------ Records provided ------

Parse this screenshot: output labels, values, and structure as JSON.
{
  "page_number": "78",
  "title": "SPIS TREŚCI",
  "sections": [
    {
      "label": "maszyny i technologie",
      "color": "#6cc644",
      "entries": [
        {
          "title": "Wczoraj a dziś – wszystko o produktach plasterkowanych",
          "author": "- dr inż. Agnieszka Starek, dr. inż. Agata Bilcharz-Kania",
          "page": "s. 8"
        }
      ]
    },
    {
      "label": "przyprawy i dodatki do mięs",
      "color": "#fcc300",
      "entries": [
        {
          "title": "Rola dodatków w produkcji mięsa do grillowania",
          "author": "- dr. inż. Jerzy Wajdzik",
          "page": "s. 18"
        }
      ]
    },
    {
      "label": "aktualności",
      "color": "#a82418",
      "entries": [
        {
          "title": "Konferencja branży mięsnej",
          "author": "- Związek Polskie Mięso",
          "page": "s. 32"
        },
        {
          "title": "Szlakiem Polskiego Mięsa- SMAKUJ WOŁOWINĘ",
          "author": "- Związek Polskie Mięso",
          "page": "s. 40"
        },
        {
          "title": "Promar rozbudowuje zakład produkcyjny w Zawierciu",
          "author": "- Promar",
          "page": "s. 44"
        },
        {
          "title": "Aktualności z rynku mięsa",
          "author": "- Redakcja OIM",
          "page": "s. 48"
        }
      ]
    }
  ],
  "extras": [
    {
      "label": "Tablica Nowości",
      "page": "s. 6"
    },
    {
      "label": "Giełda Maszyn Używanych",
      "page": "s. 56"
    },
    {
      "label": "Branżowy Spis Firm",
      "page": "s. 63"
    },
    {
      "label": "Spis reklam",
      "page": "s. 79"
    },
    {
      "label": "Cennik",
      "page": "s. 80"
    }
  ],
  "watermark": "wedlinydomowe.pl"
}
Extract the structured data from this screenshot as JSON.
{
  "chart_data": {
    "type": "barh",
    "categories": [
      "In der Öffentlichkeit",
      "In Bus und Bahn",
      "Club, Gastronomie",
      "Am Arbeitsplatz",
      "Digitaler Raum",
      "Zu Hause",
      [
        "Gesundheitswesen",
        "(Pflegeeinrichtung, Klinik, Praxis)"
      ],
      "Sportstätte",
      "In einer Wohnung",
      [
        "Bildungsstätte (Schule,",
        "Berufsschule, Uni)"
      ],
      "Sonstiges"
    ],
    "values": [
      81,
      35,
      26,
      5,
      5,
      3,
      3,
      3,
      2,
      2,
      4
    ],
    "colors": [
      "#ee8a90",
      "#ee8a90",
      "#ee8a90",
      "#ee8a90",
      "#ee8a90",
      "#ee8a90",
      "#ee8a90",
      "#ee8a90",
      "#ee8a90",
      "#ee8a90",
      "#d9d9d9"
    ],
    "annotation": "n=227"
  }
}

------

Exercise brief: Your answer should be one number: how many lines of the listing include the word "screenshot".

Result of this exercise: 2